**Problem requirements:**
Extract every line below, verbatim.

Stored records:
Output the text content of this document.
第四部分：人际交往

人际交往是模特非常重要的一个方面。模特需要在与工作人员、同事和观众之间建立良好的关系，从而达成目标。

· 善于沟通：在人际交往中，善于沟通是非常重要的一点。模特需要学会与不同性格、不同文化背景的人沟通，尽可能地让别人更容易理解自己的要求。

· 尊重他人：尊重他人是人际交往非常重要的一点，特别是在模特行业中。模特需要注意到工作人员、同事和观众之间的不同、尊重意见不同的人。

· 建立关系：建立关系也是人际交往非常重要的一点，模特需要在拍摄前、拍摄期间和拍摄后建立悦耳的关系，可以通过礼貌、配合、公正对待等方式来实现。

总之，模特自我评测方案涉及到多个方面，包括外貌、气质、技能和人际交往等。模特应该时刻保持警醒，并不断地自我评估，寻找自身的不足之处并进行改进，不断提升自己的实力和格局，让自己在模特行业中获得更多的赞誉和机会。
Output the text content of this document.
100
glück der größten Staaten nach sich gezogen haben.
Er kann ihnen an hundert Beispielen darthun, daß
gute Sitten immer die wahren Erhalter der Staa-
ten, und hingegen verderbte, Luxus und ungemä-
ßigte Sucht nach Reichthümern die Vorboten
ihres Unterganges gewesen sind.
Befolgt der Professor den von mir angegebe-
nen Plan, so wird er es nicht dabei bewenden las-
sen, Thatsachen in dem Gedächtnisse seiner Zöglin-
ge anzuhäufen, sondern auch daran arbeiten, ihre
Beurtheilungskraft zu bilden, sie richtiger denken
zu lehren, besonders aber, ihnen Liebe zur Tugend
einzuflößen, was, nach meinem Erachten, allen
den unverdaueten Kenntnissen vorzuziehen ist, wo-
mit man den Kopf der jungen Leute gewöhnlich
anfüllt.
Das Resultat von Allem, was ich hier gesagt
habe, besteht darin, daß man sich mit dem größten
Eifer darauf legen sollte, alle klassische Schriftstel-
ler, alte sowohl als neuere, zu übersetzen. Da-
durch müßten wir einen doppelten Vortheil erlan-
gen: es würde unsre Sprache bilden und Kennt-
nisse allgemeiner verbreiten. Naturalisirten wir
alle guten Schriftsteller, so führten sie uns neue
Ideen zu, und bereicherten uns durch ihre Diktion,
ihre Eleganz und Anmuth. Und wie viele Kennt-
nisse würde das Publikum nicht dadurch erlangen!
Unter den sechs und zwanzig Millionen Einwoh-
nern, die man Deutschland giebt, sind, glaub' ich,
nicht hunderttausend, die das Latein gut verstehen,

**The reply:**
Output the text content of this document.
第四部分：人际交往

人际交往是模特非常重要的一个方面。模特需要在与工作人员、同事和观众之间建立良好的关系，从而达成目标。

· 善于沟通：在人际交往中，善于沟通是非常重要的一点。模特需要学会与不同性格、不同文化背景的人沟通，尽可能地让别人更容易理解自己的要求。

· 尊重他人：尊重他人是人际交往非常重要的一点，特别是在模特行业中。模特需要注意到工作人员、同事和观众之间的不同、尊重意见不同的人。

· 建立关系：建立关系也是人际交往非常重要的一点，模特需要在拍摄前、拍摄期间和拍摄后建立悦耳的关系，可以通过礼貌、配合、公正对待等方式来实现。

总之，模特自我评测方案涉及到多个方面，包括外貌、气质、技能和人际交往等。模特应该时刻保持警醒，并不断地自我评估，寻找自身的不足之处并进行改进，不断提升自己的实力和格局，让自己在模特行业中获得更多的赞誉和机会。
Output the text content of this document.
100
glück der größten Staaten nach sich gezogen haben.
Er kann ihnen an hundert Beispielen darthun, daß
gute Sitten immer die wahren Erhalter der Staa-
ten, und hingegen verderbte, Luxus und ungemä-
ßigte Sucht nach Reichthümern die Vorboten
ihres Unterganges gewesen sind.
Befolgt der Professor den von mir angegebe-
nen Plan, so wird er es nicht dabei bewenden las-
sen, Thatsachen in dem Gedächtnisse seiner Zöglin-
ge anzuhäufen, sondern auch daran arbeiten, ihre
Beurtheilungskraft zu bilden, sie richtiger denken
zu lehren, besonders aber, ihnen Liebe zur Tugend
einzuflößen, was, nach meinem Erachten, allen
den unverdaueten Kenntnissen vorzuziehen ist, wo-
mit man den Kopf der jungen Leute gewöhnlich
anfüllt.
Das Resultat von Allem, was ich hier gesagt
habe, besteht darin, daß man sich mit dem größten
Eifer darauf legen sollte, alle klassische Schriftstel-
ler, alte sowohl als neuere, zu übersetzen. Da-
durch müßten wir einen doppelten Vortheil erlan-
gen: es würde unsre Sprache bilden und Kennt-
nisse allgemeiner verbreiten. Naturalisirten wir
alle guten Schriftsteller, so führten sie uns neue
Ideen zu, und bereicherten uns durch ihre Diktion,
ihre Eleganz und Anmuth. Und wie viele Kennt-
nisse würde das Publikum nicht dadurch erlangen!
Unter den sechs und zwanzig Millionen Einwoh-
nern, die man Deutschland giebt, sind, glaub' ich,
nicht hunderttausend, die das Latein gut verstehen,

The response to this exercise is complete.